## BEGIN Record list

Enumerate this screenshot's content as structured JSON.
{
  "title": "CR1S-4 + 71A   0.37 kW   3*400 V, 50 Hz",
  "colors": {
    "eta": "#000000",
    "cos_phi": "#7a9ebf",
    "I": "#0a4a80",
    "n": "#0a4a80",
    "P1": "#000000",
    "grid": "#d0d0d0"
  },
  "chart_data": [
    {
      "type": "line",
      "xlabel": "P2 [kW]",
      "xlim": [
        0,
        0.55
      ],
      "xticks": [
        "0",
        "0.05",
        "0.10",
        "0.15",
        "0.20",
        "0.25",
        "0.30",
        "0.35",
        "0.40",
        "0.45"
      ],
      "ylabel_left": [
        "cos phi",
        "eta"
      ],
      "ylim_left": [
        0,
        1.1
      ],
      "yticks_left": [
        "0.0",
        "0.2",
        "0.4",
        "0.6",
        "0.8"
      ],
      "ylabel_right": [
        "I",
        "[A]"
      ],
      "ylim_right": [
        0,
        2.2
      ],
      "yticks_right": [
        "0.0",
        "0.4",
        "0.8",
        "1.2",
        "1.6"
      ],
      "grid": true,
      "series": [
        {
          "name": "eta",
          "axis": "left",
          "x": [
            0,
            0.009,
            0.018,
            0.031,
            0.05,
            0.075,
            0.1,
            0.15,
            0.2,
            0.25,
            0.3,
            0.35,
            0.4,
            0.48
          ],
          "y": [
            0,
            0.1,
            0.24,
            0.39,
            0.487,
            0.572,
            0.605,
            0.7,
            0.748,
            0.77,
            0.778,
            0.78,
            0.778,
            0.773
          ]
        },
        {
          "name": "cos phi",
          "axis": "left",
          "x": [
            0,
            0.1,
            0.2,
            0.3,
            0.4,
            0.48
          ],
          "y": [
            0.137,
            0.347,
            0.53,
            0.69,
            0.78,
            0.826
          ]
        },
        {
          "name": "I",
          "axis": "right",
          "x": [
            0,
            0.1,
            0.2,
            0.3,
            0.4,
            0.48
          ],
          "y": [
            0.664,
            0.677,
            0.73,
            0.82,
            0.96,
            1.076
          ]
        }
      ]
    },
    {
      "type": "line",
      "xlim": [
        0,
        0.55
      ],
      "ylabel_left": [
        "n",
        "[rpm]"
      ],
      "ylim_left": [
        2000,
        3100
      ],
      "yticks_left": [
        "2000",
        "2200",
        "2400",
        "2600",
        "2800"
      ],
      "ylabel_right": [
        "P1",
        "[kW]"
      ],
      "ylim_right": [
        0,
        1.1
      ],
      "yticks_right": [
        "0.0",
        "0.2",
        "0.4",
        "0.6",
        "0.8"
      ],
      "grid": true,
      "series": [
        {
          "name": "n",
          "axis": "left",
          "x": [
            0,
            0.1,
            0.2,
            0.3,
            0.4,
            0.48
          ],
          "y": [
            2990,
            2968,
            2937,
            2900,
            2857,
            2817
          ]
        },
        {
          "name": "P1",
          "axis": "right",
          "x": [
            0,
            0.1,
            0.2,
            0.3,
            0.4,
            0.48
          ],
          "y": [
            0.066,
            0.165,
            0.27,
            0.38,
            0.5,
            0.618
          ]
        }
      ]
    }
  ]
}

## END Record list

= Objective =
Determine how many lines include the word "name" and report that number by itself.

= Finished answer =
5